TASK
Write the records out again, precisely as they stand.

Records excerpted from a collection
+ + + + +

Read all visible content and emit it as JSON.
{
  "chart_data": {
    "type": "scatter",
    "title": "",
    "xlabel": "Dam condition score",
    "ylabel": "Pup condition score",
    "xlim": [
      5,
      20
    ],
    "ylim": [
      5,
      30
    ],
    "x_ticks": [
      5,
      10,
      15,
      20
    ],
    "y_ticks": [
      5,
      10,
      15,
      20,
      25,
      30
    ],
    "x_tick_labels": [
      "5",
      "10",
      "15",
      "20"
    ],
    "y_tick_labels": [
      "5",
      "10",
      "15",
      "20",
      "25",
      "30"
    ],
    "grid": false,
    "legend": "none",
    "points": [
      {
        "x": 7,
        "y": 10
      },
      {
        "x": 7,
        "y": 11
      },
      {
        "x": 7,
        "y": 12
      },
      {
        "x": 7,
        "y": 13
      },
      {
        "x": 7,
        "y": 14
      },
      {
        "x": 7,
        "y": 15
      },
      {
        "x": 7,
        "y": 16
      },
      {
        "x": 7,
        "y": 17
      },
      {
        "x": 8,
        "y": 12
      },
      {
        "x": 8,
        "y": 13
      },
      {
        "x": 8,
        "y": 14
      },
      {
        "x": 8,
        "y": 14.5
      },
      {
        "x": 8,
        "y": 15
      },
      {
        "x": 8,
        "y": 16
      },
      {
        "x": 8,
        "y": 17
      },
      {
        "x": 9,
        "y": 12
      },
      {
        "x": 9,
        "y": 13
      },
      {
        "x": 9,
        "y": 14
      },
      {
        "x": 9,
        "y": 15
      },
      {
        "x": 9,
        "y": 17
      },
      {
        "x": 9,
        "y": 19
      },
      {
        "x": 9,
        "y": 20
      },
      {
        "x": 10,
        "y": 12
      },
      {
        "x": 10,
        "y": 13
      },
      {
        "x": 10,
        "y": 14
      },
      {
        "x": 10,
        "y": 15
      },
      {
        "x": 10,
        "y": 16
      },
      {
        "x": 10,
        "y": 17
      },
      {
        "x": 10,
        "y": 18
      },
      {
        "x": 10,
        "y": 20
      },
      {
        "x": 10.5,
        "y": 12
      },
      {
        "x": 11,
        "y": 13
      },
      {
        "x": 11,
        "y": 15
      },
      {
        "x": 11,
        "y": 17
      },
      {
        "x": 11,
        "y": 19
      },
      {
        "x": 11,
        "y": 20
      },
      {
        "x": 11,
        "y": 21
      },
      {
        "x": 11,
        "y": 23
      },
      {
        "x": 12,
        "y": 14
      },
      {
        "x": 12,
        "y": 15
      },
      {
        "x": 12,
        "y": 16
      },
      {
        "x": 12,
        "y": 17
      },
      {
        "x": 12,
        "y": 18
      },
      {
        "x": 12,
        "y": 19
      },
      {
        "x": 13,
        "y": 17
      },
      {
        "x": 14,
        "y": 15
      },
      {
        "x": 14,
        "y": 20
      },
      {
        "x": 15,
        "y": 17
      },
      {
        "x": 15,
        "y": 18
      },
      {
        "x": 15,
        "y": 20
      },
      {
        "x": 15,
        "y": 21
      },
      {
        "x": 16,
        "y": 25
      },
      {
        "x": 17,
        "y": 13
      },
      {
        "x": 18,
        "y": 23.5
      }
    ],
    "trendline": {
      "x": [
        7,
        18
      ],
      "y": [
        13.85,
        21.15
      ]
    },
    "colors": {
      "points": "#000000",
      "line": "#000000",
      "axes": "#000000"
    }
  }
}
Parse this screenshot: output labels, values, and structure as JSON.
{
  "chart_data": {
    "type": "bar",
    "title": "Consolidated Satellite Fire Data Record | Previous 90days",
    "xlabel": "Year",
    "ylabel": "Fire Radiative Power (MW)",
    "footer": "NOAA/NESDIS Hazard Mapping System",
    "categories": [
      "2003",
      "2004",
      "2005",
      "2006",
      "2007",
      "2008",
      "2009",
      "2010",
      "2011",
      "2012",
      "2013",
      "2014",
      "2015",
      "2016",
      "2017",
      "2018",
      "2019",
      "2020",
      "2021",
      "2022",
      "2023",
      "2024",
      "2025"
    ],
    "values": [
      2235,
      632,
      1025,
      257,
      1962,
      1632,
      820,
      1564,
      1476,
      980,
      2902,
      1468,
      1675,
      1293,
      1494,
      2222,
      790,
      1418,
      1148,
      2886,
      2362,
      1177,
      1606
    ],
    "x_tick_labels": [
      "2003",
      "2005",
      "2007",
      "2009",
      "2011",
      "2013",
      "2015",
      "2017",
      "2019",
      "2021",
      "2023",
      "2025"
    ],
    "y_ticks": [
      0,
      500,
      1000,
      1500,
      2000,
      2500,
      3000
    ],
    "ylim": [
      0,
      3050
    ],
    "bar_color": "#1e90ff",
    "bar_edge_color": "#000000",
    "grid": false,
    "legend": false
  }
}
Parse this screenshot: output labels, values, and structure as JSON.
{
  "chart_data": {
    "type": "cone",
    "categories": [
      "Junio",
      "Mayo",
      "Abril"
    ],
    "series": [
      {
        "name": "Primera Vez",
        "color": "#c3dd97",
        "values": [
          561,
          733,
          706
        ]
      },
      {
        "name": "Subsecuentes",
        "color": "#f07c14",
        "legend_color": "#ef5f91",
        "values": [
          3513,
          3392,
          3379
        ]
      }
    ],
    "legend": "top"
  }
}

+ + + + +

RESPONSE TO THE TASK
Read all visible content and emit it as JSON.
{
  "chart_data": {
    "type": "scatter",
    "title": "",
    "xlabel": "Dam condition score",
    "ylabel": "Pup condition score",
    "xlim": [
      5,
      20
    ],
    "ylim": [
      5,
      30
    ],
    "x_ticks": [
      5,
      10,
      15,
      20
    ],
    "y_ticks": [
      5,
      10,
      15,
      20,
      25,
      30
    ],
    "x_tick_labels": [
      "5",
      "10",
      "15",
      "20"
    ],
    "y_tick_labels": [
      "5",
      "10",
      "15",
      "20",
      "25",
      "30"
    ],
    "grid": false,
    "legend": "none",
    "points": [
      {
        "x": 7,
        "y": 10
      },
      {
        "x": 7,
        "y": 11
      },
      {
        "x": 7,
        "y": 12
      },
      {
        "x": 7,
        "y": 13
      },
      {
        "x": 7,
        "y": 14
      },
      {
        "x": 7,
        "y": 15
      },
      {
        "x": 7,
        "y": 16
      },
      {
        "x": 7,
        "y": 17
      },
      {
        "x": 8,
        "y": 12
      },
      {
        "x": 8,
        "y": 13
      },
      {
        "x": 8,
        "y": 14
      },
      {
        "x": 8,
        "y": 14.5
      },
      {
        "x": 8,
        "y": 15
      },
      {
        "x": 8,
        "y": 16
      },
      {
        "x": 8,
        "y": 17
      },
      {
        "x": 9,
        "y": 12
      },
      {
        "x": 9,
        "y": 13
      },
      {
        "x": 9,
        "y": 14
      },
      {
        "x": 9,
        "y": 15
      },
      {
        "x": 9,
        "y": 17
      },
      {
        "x": 9,
        "y": 19
      },
      {
        "x": 9,
        "y": 20
      },
      {
        "x": 10,
        "y": 12
      },
      {
        "x": 10,
        "y": 13
      },
      {
        "x": 10,
        "y": 14
      },
      {
        "x": 10,
        "y": 15
      },
      {
        "x": 10,
        "y": 16
      },
      {
        "x": 10,
        "y": 17
      },
      {
        "x": 10,
        "y": 18
      },
      {
        "x": 10,
        "y": 20
      },
      {
        "x": 10.5,
        "y": 12
      },
      {
        "x": 11,
        "y": 13
      },
      {
        "x": 11,
        "y": 15
      },
      {
        "x": 11,
        "y": 17
      },
      {
        "x": 11,
        "y": 19
      },
      {
        "x": 11,
        "y": 20
      },
      {
        "x": 11,
        "y": 21
      },
      {
        "x": 11,
        "y": 23
      },
      {
        "x": 12,
        "y": 14
      },
      {
        "x": 12,
        "y": 15
      },
      {
        "x": 12,
        "y": 16
      },
      {
        "x": 12,
        "y": 17
      },
      {
        "x": 12,
        "y": 18
      },
      {
        "x": 12,
        "y": 19
      },
      {
        "x": 13,
        "y": 17
      },
      {
        "x": 14,
        "y": 15
      },
      {
        "x": 14,
        "y": 20
      },
      {
        "x": 15,
        "y": 17
      },
      {
        "x": 15,
        "y": 18
      },
      {
        "x": 15,
        "y": 20
      },
      {
        "x": 15,
        "y": 21
      },
      {
        "x": 16,
        "y": 25
      },
      {
        "x": 17,
        "y": 13
      },
      {
        "x": 18,
        "y": 23.5
      }
    ],
    "trendline": {
      "x": [
        7,
        18
      ],
      "y": [
        13.85,
        21.15
      ]
    },
    "colors": {
      "points": "#000000",
      "line": "#000000",
      "axes": "#000000"
    }
  }
}
Parse this screenshot: output labels, values, and structure as JSON.
{
  "chart_data": {
    "type": "bar",
    "title": "Consolidated Satellite Fire Data Record | Previous 90days",
    "xlabel": "Year",
    "ylabel": "Fire Radiative Power (MW)",
    "footer": "NOAA/NESDIS Hazard Mapping System",
    "categories": [
      "2003",
      "2004",
      "2005",
      "2006",
      "2007",
      "2008",
      "2009",
      "2010",
      "2011",
      "2012",
      "2013",
      "2014",
      "2015",
      "2016",
      "2017",
      "2018",
      "2019",
      "2020",
      "2021",
      "2022",
      "2023",
      "2024",
      "2025"
    ],
    "values": [
      2235,
      632,
      1025,
      257,
      1962,
      1632,
      820,
      1564,
      1476,
      980,
      2902,
      1468,
      1675,
      1293,
      1494,
      2222,
      790,
      1418,
      1148,
      2886,
      2362,
      1177,
      1606
    ],
    "x_tick_labels": [
      "2003",
      "2005",
      "2007",
      "2009",
      "2011",
      "2013",
      "2015",
      "2017",
      "2019",
      "2021",
      "2023",
      "2025"
    ],
    "y_ticks": [
      0,
      500,
      1000,
      1500,
      2000,
      2500,
      3000
    ],
    "ylim": [
      0,
      3050
    ],
    "bar_color": "#1e90ff",
    "bar_edge_color": "#000000",
    "grid": false,
    "legend": false
  }
}
Parse this screenshot: output labels, values, and structure as JSON.
{
  "chart_data": {
    "type": "cone",
    "categories": [
      "Junio",
      "Mayo",
      "Abril"
    ],
    "series": [
      {
        "name": "Primera Vez",
        "color": "#c3dd97",
        "values": [
          561,
          733,
          706
        ]
      },
      {
        "name": "Subsecuentes",
        "color": "#f07c14",
        "legend_color": "#ef5f91",
        "values": [
          3513,
          3392,
          3379
        ]
      }
    ],
    "legend": "top"
  }
}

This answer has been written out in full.